[Data entries]
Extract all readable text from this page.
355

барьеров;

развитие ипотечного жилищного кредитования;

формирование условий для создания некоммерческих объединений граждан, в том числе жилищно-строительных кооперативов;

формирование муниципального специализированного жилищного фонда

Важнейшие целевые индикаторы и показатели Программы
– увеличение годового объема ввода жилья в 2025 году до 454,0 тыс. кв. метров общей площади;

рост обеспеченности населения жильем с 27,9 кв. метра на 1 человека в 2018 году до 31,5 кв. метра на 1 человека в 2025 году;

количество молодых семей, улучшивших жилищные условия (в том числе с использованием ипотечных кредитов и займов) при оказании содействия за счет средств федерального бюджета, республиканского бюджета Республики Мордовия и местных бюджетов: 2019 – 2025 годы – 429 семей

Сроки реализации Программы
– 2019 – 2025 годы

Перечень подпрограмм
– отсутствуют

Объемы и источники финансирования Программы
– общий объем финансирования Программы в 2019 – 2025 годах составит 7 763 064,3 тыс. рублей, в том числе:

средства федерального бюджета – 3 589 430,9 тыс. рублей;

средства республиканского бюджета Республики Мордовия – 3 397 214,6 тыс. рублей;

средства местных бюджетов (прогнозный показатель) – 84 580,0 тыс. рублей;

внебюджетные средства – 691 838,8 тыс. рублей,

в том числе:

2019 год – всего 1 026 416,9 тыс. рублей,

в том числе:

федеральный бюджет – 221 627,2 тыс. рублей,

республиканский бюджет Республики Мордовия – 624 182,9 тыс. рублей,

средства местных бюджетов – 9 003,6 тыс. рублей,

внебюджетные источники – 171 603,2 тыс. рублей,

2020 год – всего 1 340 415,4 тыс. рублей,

• [Exercise] Copy all lines of the listing above that contain the string "году".

• [Exercise output]
– увеличение годового объема ввода жилья в 2025 году до 454,0 тыс. кв. метров общей площади;
рост обеспеченности населения жильем с 27,9 кв. метра на 1 человека в 2018 году до 31,5 кв. метра на 1 человека в 2025 году;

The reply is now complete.